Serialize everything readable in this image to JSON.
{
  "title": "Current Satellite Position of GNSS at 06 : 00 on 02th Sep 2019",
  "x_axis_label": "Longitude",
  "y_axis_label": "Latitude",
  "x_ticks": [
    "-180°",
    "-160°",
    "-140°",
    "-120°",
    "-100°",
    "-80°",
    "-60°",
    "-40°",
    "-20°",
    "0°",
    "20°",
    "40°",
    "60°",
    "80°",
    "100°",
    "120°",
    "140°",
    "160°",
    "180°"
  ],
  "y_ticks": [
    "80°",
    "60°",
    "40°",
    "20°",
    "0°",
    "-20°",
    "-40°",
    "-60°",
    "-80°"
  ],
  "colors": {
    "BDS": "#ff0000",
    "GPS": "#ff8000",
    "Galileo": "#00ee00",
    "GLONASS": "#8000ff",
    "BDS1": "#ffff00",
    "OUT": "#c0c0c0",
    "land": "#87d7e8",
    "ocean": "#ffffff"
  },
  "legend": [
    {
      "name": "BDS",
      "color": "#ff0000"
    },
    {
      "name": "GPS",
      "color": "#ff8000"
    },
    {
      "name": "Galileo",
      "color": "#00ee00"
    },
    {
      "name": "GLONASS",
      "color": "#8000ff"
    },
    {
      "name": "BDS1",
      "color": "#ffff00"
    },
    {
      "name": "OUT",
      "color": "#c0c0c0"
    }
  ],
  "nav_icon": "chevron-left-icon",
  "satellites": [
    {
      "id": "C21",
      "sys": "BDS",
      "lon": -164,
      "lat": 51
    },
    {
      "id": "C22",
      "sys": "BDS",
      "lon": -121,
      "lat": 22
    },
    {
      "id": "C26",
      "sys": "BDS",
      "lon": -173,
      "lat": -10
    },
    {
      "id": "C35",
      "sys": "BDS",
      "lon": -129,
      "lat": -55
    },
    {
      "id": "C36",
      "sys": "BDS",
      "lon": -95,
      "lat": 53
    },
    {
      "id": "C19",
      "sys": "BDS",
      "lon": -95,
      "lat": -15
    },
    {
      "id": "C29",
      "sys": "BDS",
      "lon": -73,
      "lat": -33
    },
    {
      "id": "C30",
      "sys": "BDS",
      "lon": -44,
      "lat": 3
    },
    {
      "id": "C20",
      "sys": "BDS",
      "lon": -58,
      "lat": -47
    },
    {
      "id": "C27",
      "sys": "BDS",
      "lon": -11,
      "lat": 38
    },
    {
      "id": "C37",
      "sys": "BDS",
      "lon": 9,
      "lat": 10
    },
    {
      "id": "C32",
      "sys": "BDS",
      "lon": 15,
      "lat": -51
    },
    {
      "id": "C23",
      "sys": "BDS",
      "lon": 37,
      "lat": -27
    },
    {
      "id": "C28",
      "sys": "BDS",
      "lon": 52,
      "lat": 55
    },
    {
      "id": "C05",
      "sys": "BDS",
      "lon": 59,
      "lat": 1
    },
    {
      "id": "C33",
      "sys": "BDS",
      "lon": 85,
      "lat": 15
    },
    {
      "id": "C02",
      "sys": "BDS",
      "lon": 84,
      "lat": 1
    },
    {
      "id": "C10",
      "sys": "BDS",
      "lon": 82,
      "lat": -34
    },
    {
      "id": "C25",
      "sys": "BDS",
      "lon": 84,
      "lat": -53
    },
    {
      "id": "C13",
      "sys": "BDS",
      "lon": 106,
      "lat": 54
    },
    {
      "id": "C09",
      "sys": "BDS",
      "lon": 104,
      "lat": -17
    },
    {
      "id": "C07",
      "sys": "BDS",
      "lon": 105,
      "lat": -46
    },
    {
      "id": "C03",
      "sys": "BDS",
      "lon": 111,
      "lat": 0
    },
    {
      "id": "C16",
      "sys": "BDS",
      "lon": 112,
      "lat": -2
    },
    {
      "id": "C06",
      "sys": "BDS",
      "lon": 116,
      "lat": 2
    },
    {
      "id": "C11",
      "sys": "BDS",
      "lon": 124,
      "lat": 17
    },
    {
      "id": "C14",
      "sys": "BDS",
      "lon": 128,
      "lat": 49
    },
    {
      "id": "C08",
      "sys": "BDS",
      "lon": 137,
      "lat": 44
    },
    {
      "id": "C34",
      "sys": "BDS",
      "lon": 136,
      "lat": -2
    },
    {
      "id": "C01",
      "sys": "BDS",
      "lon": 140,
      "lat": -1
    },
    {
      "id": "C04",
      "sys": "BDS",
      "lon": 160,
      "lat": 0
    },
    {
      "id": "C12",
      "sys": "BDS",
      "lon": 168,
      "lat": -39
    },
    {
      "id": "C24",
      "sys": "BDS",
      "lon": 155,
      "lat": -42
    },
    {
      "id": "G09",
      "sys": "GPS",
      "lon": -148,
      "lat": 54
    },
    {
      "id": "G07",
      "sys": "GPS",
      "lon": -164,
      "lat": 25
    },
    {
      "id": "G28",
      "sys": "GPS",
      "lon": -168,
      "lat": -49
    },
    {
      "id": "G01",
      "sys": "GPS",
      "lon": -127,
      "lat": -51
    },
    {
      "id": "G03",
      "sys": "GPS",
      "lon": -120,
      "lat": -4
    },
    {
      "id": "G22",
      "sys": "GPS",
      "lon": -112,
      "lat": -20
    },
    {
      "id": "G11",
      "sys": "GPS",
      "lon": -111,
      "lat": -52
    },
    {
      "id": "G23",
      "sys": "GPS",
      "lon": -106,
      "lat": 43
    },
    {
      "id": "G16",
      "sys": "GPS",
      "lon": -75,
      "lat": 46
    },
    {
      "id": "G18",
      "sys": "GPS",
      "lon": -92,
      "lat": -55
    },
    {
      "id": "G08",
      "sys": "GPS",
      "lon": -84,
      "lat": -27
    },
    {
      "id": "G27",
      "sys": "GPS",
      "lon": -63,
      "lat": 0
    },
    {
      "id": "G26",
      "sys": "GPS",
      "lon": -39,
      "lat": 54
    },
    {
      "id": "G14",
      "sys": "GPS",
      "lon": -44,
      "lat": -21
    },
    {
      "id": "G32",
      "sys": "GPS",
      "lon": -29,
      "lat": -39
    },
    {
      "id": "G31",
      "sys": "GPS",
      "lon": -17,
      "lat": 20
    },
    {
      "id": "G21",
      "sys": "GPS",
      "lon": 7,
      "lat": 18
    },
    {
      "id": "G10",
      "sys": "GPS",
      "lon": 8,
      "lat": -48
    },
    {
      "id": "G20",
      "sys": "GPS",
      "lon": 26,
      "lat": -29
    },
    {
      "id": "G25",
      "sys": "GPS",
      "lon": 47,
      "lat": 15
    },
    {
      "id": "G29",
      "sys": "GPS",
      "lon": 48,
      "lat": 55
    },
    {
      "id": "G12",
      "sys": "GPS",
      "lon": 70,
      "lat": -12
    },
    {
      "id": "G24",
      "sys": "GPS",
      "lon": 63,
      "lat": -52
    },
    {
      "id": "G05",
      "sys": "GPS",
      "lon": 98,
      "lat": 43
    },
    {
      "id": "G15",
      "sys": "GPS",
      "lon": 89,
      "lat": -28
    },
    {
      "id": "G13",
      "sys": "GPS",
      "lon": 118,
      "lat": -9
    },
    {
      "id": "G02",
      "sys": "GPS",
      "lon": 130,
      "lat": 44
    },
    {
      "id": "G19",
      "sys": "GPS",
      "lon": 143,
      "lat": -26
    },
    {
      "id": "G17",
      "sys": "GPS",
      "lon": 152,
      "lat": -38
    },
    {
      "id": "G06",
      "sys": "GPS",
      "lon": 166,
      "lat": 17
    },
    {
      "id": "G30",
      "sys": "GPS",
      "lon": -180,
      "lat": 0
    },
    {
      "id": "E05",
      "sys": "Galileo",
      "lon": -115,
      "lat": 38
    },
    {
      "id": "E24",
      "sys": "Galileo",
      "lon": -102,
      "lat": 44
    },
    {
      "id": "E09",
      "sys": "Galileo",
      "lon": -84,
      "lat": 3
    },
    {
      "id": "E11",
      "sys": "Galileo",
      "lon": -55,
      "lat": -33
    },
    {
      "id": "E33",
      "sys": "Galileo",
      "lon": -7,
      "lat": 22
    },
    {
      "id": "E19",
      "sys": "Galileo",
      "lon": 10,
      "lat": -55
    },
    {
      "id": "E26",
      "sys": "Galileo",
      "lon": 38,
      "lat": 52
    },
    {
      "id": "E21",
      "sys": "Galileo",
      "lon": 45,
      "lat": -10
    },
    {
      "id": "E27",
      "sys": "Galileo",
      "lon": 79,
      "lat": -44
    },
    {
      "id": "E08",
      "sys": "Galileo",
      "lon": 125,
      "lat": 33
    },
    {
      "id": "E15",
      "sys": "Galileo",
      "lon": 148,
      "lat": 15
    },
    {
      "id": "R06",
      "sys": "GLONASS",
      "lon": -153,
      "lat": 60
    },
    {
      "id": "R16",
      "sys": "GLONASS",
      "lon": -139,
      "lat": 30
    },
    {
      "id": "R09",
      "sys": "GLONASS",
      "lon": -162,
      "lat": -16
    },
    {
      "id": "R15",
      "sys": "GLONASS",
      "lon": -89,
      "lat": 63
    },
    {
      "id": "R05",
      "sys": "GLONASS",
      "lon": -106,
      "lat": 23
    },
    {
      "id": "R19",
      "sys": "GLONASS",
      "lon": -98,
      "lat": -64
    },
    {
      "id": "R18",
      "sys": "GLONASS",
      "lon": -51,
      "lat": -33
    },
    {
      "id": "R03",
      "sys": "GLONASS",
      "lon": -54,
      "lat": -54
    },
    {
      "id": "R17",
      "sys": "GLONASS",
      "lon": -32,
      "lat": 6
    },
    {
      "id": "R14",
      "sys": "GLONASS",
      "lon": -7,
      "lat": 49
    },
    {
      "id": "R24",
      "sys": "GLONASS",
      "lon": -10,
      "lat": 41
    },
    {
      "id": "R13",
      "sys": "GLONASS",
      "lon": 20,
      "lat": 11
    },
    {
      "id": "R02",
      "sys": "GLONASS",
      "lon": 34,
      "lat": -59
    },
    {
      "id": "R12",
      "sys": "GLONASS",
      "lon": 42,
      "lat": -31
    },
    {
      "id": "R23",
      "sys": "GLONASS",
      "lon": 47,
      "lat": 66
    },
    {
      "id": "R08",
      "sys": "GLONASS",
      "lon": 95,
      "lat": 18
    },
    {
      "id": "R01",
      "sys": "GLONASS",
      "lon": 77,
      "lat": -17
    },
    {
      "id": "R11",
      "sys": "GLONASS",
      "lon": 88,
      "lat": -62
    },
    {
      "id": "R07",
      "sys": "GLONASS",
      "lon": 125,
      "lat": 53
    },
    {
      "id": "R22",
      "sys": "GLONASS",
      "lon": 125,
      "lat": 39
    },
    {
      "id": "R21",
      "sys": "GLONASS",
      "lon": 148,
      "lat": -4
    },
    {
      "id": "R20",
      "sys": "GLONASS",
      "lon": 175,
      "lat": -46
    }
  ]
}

####################

**Instructions to follow:**
Which lines in the records above contain the string "name"? Copy each one.

**Finished task:**
      "name": "BDS",
      "name": "GPS",
      "name": "Galileo",
      "name": "GLONASS",
      "name": "BDS1",
      "name": "OUT",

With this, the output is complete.